STORED RECORDS —

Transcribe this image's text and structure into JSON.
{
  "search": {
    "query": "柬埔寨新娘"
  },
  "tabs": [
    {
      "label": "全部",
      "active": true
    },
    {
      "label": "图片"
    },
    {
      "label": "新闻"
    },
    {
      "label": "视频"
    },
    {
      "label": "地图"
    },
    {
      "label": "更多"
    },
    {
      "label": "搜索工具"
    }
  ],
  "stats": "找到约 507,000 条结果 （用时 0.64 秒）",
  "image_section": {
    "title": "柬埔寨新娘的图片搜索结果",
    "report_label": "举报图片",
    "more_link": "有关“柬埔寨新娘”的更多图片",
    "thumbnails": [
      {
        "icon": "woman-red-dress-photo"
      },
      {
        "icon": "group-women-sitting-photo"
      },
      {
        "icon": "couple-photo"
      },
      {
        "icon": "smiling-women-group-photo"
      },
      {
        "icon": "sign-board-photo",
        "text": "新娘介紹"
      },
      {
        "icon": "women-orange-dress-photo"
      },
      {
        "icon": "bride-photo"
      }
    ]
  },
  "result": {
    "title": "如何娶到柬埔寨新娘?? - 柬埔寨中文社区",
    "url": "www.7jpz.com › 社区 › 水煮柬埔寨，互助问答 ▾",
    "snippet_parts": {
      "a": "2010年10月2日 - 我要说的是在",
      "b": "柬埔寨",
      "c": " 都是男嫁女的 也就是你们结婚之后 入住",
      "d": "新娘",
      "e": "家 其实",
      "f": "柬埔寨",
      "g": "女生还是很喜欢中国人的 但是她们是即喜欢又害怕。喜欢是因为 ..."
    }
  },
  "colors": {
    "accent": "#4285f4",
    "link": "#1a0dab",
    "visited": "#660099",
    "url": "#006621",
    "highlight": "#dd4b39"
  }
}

SET PROBLEM —
Repeat the lines above exactly.

WORKED SOLUTION —
Transcribe this image's text and structure into JSON.
{
  "search": {
    "query": "柬埔寨新娘"
  },
  "tabs": [
    {
      "label": "全部",
      "active": true
    },
    {
      "label": "图片"
    },
    {
      "label": "新闻"
    },
    {
      "label": "视频"
    },
    {
      "label": "地图"
    },
    {
      "label": "更多"
    },
    {
      "label": "搜索工具"
    }
  ],
  "stats": "找到约 507,000 条结果 （用时 0.64 秒）",
  "image_section": {
    "title": "柬埔寨新娘的图片搜索结果",
    "report_label": "举报图片",
    "more_link": "有关“柬埔寨新娘”的更多图片",
    "thumbnails": [
      {
        "icon": "woman-red-dress-photo"
      },
      {
        "icon": "group-women-sitting-photo"
      },
      {
        "icon": "couple-photo"
      },
      {
        "icon": "smiling-women-group-photo"
      },
      {
        "icon": "sign-board-photo",
        "text": "新娘介紹"
      },
      {
        "icon": "women-orange-dress-photo"
      },
      {
        "icon": "bride-photo"
      }
    ]
  },
  "result": {
    "title": "如何娶到柬埔寨新娘?? - 柬埔寨中文社区",
    "url": "www.7jpz.com › 社区 › 水煮柬埔寨，互助问答 ▾",
    "snippet_parts": {
      "a": "2010年10月2日 - 我要说的是在",
      "b": "柬埔寨",
      "c": " 都是男嫁女的 也就是你们结婚之后 入住",
      "d": "新娘",
      "e": "家 其实",
      "f": "柬埔寨",
      "g": "女生还是很喜欢中国人的 但是她们是即喜欢又害怕。喜欢是因为 ..."
    }
  },
  "colors": {
    "accent": "#4285f4",
    "link": "#1a0dab",
    "visited": "#660099",
    "url": "#006621",
    "highlight": "#dd4b39"
  }
}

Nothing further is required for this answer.